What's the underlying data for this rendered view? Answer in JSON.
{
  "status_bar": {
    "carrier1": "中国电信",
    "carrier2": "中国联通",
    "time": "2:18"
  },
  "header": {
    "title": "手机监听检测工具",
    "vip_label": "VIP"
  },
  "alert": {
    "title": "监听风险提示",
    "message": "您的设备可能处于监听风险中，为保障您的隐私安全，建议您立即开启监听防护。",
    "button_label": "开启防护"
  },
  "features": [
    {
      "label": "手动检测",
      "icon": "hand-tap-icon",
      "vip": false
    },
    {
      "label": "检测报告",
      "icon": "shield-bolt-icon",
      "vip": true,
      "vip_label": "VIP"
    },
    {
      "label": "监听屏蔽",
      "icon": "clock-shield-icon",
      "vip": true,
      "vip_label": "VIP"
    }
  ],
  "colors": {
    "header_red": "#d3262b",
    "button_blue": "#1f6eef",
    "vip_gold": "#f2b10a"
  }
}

**WHAT NEEDS TO BE DONE**
Repeat all of the records above exactly as they appear.

**COMPLETED EXERCISE**
What's the underlying data for this rendered view? Answer in JSON.
{
  "status_bar": {
    "carrier1": "中国电信",
    "carrier2": "中国联通",
    "time": "2:18"
  },
  "header": {
    "title": "手机监听检测工具",
    "vip_label": "VIP"
  },
  "alert": {
    "title": "监听风险提示",
    "message": "您的设备可能处于监听风险中，为保障您的隐私安全，建议您立即开启监听防护。",
    "button_label": "开启防护"
  },
  "features": [
    {
      "label": "手动检测",
      "icon": "hand-tap-icon",
      "vip": false
    },
    {
      "label": "检测报告",
      "icon": "shield-bolt-icon",
      "vip": true,
      "vip_label": "VIP"
    },
    {
      "label": "监听屏蔽",
      "icon": "clock-shield-icon",
      "vip": true,
      "vip_label": "VIP"
    }
  ],
  "colors": {
    "header_red": "#d3262b",
    "button_blue": "#1f6eef",
    "vip_gold": "#f2b10a"
  }
}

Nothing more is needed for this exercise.